Stored data entries:
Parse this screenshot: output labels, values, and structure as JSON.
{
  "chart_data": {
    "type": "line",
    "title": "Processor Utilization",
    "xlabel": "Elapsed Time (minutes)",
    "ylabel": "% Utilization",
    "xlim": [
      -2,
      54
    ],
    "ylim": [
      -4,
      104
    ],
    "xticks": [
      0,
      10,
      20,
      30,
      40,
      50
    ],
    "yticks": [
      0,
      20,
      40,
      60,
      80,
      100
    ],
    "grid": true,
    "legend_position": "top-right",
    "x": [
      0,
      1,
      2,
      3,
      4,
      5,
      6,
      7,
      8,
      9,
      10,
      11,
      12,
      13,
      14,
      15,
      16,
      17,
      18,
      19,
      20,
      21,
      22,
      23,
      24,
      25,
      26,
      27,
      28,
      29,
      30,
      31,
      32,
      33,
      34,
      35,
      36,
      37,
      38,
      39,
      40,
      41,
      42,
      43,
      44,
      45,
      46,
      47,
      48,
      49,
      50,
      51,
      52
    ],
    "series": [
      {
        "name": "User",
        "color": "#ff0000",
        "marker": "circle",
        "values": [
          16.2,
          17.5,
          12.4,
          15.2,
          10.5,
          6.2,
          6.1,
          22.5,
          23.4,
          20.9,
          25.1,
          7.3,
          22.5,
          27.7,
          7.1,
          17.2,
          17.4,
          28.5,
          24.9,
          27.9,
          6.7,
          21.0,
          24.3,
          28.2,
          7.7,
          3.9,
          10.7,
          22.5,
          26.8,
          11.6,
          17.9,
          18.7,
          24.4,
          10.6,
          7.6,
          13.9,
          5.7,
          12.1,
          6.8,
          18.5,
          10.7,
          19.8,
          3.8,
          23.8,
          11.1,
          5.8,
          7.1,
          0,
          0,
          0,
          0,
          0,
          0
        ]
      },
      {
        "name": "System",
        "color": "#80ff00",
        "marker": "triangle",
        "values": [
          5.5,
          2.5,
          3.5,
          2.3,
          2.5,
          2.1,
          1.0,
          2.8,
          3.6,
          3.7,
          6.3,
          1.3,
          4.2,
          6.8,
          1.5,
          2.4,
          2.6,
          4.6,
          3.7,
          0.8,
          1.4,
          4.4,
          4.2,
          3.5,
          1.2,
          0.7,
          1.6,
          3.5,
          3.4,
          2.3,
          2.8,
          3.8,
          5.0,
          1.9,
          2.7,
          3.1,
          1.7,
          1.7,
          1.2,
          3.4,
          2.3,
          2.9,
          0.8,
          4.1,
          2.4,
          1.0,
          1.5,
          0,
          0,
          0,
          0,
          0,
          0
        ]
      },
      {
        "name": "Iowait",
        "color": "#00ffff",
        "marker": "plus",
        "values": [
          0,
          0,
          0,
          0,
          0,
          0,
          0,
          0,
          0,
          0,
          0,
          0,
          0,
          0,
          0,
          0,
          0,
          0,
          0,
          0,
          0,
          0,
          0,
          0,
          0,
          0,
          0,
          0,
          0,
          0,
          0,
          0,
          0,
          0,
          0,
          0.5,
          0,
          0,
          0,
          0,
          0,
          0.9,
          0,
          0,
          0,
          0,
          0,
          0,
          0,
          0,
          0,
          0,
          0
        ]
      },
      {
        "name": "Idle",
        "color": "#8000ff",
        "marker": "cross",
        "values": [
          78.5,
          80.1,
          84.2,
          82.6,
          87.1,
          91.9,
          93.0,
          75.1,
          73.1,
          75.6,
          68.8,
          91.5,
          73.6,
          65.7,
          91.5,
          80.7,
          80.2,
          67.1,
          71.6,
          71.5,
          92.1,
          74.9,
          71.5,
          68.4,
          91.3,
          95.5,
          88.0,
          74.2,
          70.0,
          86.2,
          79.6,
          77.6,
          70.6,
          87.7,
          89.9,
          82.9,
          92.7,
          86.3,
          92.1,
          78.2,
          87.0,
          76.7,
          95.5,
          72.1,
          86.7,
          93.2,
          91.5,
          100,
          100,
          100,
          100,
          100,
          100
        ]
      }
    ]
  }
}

What you should do: Write out every line of the listing that holds the word "Utilization".

Answer to this problem:
    "title": "Processor Utilization",
    "ylabel": "% Utilization",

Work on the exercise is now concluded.